▶ _課題文_
「持続可能なまちづくり×地域公共交通に向けて」 地域共創がカギに

 

相良氏

講演でJR連合の取り組みを報告する相良組織・政治局長

 

 2023年7月10日、UAゼンセンは東京・市ヶ谷で「2023年度 まちづくり委員会代表者会議」を開催。各都道府県支部のまちづくり委員会代表者を中心に70名が参加し、”公正で包括的なまちづくり”を目ざして相互に報告や討議を実施しました。

 冒頭、まちづくり活動を担う政策グループを代表し、西尾多聞副書記長が挨拶を行いました。挨拶のなかで、西尾副書記長は「4年ぶりに集合形式で代表者会議を開催した。本日は各都道府県支部の皆さんに積極的に報告や意見交換、討議を行っていただき、まちづくりの活動をより一層充実させたい」と述べました。

 

 その後、JR連合の相良夏樹組織・政治局長が「持続可能なまちづくり×地域公共交通に向けて」と題し、講演を行いました。講演では、新型コロナ感染拡大による影響やJRの各路線が置かれた現状や人口減少・少子高齢化の進展、高速道路網の拡大などにより、利用者が大幅に減少傾向にある点などに言及し、各地域の特性や『地域の足』としての利用形態などをふまえ、『真に必要とされる持続可能な交通体系』の確立が必要」と提起しました。

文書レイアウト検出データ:
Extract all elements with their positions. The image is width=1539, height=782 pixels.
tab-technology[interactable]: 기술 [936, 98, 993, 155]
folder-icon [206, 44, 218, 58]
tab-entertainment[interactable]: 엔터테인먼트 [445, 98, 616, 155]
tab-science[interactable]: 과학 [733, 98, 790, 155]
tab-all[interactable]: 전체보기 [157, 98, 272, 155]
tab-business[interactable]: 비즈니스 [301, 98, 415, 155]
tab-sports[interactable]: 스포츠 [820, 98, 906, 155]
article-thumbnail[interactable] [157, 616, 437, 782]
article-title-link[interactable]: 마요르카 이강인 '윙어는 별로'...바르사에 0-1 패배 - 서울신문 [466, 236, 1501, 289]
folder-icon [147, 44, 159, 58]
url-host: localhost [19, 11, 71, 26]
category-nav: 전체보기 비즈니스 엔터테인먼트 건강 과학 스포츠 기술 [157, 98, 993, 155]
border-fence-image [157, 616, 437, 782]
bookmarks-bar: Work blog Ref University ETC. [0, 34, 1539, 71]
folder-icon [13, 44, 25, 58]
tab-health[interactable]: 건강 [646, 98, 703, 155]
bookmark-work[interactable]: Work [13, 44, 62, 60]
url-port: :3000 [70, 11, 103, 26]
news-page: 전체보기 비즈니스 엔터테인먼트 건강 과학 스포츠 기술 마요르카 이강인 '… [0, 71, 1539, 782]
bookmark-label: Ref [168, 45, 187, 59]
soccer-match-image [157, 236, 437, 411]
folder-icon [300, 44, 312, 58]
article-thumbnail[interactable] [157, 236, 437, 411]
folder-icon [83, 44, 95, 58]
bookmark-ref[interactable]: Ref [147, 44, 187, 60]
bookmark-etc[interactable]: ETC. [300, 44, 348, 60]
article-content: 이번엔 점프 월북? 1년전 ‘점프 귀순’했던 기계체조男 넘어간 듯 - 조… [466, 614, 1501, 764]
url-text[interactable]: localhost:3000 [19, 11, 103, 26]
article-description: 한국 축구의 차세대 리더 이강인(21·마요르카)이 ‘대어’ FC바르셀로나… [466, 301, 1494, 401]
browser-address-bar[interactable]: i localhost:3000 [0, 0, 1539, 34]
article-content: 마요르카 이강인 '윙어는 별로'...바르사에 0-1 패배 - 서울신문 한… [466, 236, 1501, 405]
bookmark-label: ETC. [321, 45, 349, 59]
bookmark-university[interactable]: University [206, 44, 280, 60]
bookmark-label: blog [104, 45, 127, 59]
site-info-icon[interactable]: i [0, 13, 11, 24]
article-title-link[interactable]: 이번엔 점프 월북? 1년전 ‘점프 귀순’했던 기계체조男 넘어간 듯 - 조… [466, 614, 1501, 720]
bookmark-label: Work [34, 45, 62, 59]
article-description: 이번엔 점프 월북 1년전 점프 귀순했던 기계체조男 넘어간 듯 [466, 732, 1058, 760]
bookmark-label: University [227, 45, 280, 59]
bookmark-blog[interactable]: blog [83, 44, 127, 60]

▶ _やること_
まちづくり委員会代表者会議の記事から、「冒頭、まちづくり活動を担う政」から「確立が必要」と提起しました。」までの部分を一字も変えずに書き写すこと。 リストは別の出典から取ったものである。

▶ _解答例_
冒頭、まちづくり活動を担う政策グループを代表し、西尾多聞副書記長が挨拶を行いました。挨拶のなかで、西尾副書記長は「4年ぶりに集合形式で代表者会議を開催した。本日は各都道府県支部の皆さんに積極的に報告や意見交換、討議を行っていただき、まちづくりの活動をより一層充実させたい」と述べました。

 

 その後、JR連合の相良夏樹組織・政治局長が「持続可能なまちづくり×地域公共交通に向けて」と題し、講演を行いました。講演では、新型コロナ感染拡大による影響やJRの各路線が置かれた現状や人口減少・少子高齢化の進展、高速道路網の拡大などにより、利用者が大幅に減少傾向にある点などに言及し、各地域の特性や『地域の足』としての利用形態などをふまえ、『真に必要とされる持続可能な交通体系』の確立が必要」と提起しました。